Items from a figure collection:
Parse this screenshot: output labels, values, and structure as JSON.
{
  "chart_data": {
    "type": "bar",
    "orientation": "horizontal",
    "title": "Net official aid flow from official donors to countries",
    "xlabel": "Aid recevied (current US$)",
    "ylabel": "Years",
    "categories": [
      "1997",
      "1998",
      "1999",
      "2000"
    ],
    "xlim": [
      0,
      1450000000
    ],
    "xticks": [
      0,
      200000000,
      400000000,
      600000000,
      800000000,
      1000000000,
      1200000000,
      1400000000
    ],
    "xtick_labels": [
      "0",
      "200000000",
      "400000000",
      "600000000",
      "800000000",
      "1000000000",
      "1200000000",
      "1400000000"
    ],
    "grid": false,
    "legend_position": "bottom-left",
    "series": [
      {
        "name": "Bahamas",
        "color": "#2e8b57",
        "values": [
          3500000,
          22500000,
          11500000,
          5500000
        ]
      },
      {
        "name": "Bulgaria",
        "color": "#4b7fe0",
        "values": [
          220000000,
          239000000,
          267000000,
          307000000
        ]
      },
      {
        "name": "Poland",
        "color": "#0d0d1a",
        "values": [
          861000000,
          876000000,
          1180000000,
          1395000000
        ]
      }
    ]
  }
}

Work to complete
Repeat all the records. Match each line exactly.

The solution
Parse this screenshot: output labels, values, and structure as JSON.
{
  "chart_data": {
    "type": "bar",
    "orientation": "horizontal",
    "title": "Net official aid flow from official donors to countries",
    "xlabel": "Aid recevied (current US$)",
    "ylabel": "Years",
    "categories": [
      "1997",
      "1998",
      "1999",
      "2000"
    ],
    "xlim": [
      0,
      1450000000
    ],
    "xticks": [
      0,
      200000000,
      400000000,
      600000000,
      800000000,
      1000000000,
      1200000000,
      1400000000
    ],
    "xtick_labels": [
      "0",
      "200000000",
      "400000000",
      "600000000",
      "800000000",
      "1000000000",
      "1200000000",
      "1400000000"
    ],
    "grid": false,
    "legend_position": "bottom-left",
    "series": [
      {
        "name": "Bahamas",
        "color": "#2e8b57",
        "values": [
          3500000,
          22500000,
          11500000,
          5500000
        ]
      },
      {
        "name": "Bulgaria",
        "color": "#4b7fe0",
        "values": [
          220000000,
          239000000,
          267000000,
          307000000
        ]
      },
      {
        "name": "Poland",
        "color": "#0d0d1a",
        "values": [
          861000000,
          876000000,
          1180000000,
          1395000000
        ]
      }
    ]
  }
}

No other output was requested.